Required task: Look through the material below. Copy every line with the string "this" in it.

Stored data:
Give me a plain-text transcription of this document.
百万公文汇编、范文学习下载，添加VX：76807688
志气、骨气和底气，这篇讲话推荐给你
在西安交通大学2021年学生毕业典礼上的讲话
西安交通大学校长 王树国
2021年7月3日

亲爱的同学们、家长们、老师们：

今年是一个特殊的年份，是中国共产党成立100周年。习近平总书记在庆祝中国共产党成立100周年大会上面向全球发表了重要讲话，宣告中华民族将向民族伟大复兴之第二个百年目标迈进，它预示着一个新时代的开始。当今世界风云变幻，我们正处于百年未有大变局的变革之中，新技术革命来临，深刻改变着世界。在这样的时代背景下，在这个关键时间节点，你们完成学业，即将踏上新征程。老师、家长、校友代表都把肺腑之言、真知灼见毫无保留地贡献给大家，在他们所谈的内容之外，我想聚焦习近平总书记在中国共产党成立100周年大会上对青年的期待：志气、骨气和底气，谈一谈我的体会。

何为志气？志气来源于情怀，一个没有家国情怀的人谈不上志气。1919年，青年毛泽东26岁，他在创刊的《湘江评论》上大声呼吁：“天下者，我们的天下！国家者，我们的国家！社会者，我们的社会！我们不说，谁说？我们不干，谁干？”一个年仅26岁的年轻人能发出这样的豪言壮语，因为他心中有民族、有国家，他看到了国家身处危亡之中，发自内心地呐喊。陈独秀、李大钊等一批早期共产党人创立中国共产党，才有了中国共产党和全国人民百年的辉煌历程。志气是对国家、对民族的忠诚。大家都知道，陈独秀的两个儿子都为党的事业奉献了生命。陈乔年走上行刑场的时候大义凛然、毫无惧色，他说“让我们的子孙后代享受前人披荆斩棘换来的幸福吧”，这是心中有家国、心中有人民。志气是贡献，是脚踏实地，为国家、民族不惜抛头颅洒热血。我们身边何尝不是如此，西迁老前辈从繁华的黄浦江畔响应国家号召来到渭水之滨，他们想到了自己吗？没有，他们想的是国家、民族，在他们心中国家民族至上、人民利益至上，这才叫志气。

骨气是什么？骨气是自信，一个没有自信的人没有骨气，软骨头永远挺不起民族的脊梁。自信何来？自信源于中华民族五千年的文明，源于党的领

...

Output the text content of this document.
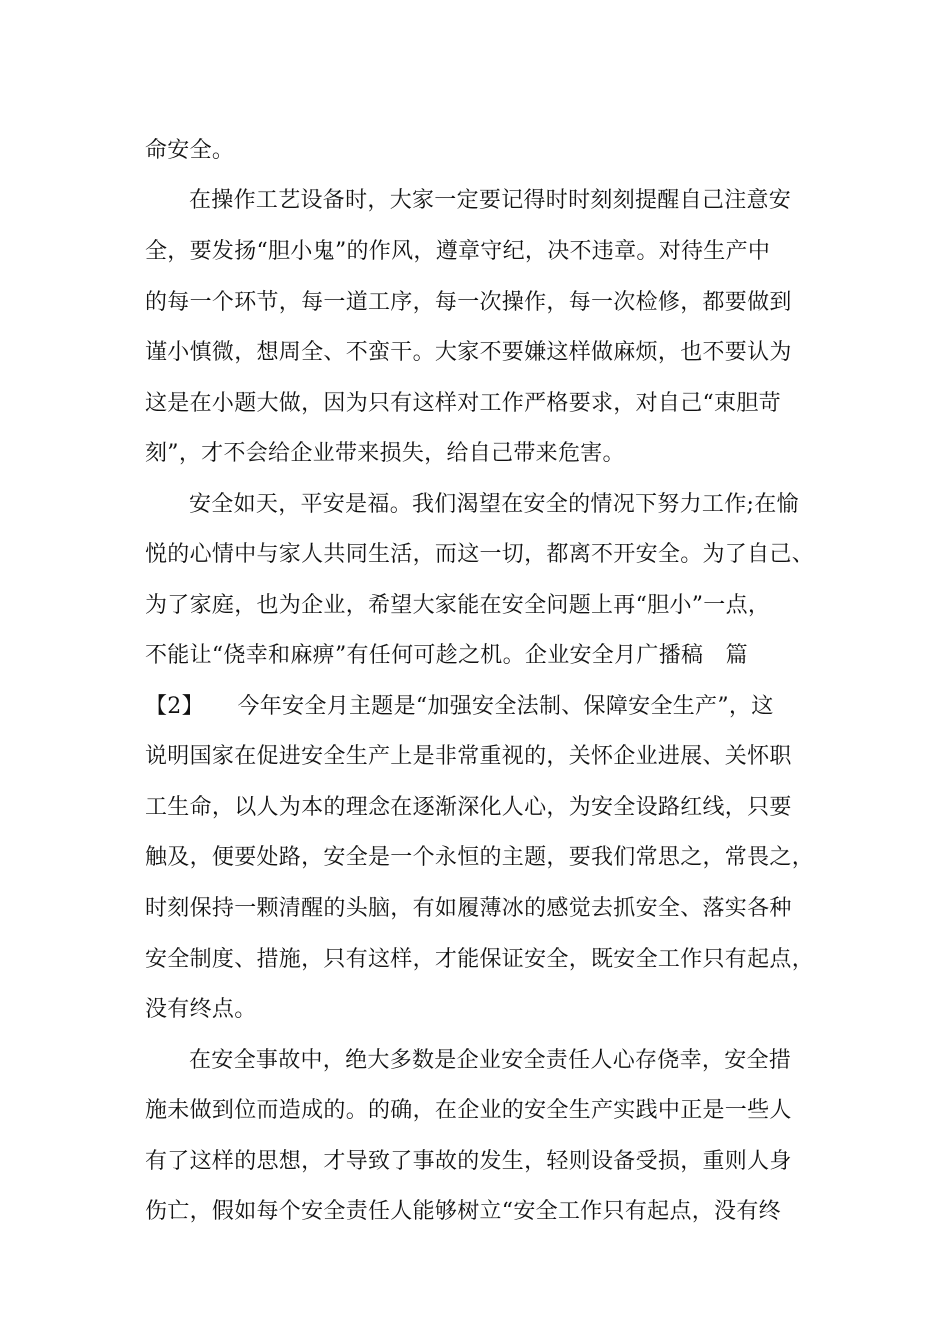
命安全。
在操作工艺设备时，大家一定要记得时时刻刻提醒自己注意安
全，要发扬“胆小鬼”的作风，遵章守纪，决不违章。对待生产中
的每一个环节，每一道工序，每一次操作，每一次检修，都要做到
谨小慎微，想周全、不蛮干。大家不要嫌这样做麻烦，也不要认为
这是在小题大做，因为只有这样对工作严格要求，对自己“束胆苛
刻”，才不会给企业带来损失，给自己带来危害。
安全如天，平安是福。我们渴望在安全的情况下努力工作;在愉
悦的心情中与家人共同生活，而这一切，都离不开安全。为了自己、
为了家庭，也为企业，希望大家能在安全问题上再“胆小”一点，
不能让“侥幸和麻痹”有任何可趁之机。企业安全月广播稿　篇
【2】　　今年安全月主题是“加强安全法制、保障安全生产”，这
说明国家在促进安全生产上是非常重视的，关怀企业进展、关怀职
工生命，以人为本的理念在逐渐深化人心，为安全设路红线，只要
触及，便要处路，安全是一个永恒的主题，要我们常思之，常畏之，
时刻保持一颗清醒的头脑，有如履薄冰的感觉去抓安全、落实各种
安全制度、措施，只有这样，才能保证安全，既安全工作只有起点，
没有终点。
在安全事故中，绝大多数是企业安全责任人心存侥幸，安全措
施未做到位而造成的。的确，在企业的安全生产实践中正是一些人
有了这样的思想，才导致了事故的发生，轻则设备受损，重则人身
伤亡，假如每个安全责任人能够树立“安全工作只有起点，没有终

---

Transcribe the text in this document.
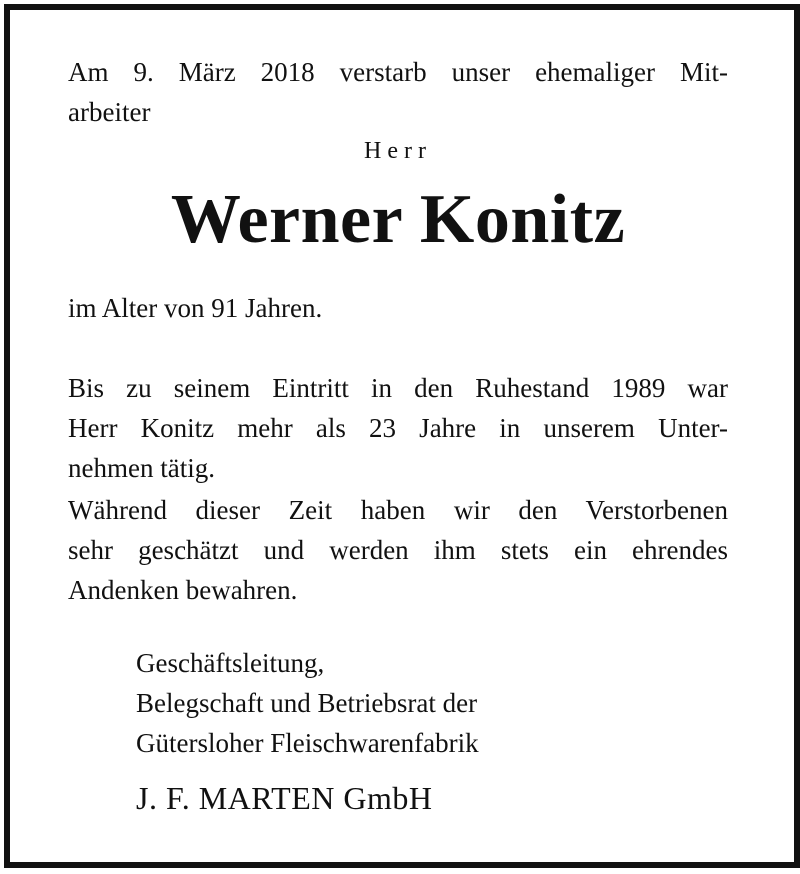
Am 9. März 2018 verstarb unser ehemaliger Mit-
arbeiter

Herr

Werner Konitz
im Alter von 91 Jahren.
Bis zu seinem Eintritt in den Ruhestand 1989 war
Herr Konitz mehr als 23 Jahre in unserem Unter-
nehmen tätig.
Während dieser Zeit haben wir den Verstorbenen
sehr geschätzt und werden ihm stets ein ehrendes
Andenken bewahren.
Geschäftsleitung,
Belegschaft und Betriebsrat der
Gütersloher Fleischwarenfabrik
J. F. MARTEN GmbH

Task solution:
Give me a plain-text transcription of this document.
Output the text content of this document.
Transcribe the text in this document.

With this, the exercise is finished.